## Data provided
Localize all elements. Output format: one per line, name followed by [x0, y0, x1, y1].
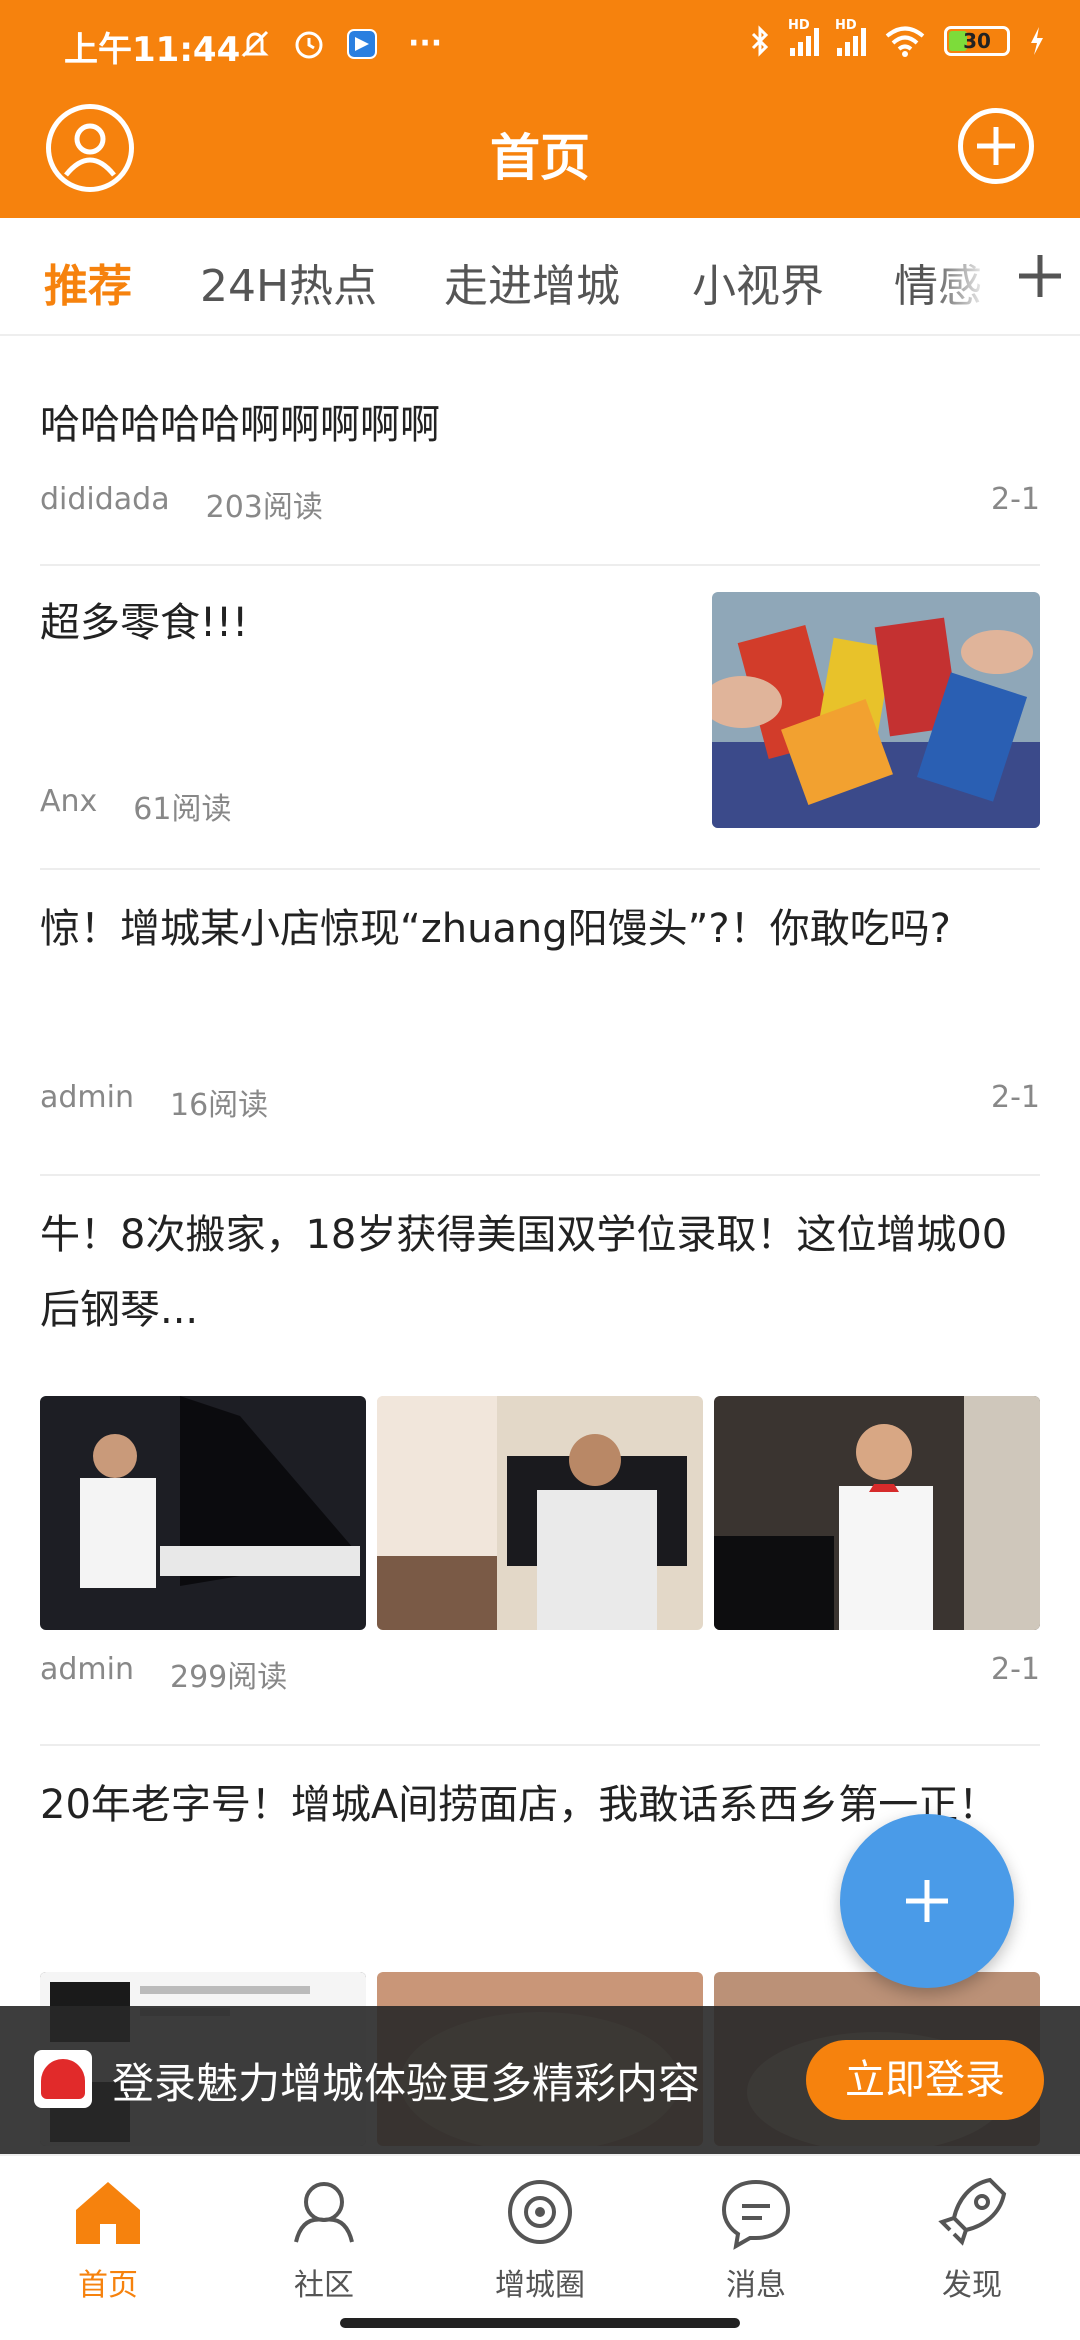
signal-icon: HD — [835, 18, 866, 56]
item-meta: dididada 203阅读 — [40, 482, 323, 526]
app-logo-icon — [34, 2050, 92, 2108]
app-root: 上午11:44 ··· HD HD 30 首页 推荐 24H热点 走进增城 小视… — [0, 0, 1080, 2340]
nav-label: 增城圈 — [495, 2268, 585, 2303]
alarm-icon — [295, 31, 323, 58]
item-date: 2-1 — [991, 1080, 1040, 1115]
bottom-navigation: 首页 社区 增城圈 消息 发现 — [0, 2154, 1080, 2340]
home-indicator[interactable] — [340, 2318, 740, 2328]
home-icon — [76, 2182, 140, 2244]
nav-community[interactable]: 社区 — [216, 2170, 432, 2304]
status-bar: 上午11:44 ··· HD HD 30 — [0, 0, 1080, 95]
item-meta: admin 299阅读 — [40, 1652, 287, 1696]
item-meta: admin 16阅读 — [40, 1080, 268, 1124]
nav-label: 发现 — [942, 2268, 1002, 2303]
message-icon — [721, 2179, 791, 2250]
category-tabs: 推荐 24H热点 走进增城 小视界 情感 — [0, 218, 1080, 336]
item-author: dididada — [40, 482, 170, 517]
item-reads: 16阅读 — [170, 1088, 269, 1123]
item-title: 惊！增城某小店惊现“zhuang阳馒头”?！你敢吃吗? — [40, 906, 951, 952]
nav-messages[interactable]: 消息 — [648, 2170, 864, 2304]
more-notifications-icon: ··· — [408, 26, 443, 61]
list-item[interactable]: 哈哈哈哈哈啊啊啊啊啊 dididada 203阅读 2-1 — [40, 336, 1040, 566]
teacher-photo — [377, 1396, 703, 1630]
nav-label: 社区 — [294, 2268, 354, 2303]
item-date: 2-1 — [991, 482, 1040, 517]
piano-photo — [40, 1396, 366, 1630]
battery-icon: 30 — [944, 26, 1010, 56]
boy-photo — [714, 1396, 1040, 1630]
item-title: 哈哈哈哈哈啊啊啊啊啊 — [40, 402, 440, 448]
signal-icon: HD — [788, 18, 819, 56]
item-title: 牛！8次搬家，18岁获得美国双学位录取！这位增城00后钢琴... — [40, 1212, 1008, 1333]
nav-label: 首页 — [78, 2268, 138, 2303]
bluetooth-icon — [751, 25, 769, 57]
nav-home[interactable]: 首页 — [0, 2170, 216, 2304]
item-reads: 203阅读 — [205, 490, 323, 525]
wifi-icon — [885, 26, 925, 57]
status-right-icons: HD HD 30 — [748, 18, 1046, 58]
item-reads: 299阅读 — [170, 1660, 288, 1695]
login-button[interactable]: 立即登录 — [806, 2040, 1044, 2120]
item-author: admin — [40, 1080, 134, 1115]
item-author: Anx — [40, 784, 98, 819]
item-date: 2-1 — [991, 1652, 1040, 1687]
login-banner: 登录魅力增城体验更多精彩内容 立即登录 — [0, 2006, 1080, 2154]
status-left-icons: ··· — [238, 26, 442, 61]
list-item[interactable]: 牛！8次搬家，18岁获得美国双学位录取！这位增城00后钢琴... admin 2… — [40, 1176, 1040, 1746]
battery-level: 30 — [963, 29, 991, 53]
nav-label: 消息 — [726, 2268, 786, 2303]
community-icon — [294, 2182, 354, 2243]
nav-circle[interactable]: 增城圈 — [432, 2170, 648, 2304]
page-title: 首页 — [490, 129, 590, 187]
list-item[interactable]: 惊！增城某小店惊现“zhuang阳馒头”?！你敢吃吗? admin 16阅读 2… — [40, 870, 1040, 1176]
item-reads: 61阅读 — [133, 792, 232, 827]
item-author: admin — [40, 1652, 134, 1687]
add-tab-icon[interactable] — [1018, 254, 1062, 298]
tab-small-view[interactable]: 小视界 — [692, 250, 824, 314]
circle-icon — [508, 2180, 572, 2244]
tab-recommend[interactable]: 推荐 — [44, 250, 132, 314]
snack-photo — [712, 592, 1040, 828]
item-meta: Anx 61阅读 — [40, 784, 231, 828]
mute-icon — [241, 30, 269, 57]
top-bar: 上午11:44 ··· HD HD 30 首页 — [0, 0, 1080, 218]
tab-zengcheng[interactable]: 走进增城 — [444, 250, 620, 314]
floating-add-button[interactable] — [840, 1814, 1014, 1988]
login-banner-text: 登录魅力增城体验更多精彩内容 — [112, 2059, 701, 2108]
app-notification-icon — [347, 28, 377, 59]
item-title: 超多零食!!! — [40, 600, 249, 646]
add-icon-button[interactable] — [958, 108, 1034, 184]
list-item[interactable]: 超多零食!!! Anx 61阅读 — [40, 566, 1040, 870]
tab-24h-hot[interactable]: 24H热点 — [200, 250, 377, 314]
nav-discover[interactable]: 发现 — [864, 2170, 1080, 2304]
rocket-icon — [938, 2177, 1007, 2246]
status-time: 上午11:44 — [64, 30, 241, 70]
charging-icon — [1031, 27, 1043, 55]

## What you will do
Put the lines of the material from the line with "signal-icon: HD — [835, 18, 866, 56]" up to and including the line with "category-tabs: 推荐 24H热点" into a Markdown table with the columns Row and Line, numbering each row and leaving out blank lines.

## Answer below
| Row | Line |
|---|---|
| 1 | signal-icon: HD — [835, 18, 866, 56] |
| 2 | item-meta: dididada 203阅读 — [40, 482, 323, 526] |
| 3 | app-logo-icon — [34, 2050, 92, 2108] |
| 4 | app-root: 上午11:44 ··· HD HD 30 首页 推荐 24H热点 走进增城 小视… — [0, 0, 1080, 2340] |
| 5 | nav-label: 增城圈 — [495, 2268, 585, 2303] |
| 6 | alarm-icon — [295, 31, 323, 58] |
| 7 | item-date: 2-1 — [991, 1080, 1040, 1115] |
| 8 | bottom-navigation: 首页 社区 增城圈 消息 发现 — [0, 2154, 1080, 2340] |
| 9 | home-indicator[interactable] — [340, 2318, 740, 2328] |
| 10 | home-icon — [76, 2182, 140, 2244] |
| 11 | nav-community[interactable]: 社区 — [216, 2170, 432, 2304] |
| 12 | status-bar: 上午11:44 ··· HD HD 30 — [0, 0, 1080, 95] |
| 13 | item-meta: admin 299阅读 — [40, 1652, 287, 1696] |
| 14 | item-meta: admin 16阅读 — [40, 1080, 268, 1124] |
| 15 | nav-label: 发现 — [942, 2268, 1002, 2303] |
| 16 | message-icon — [721, 2179, 791, 2250] |
| 17 | category-tabs: 推荐 24H热点 走进增城 小视界 情感 — [0, 218, 1080, 336] |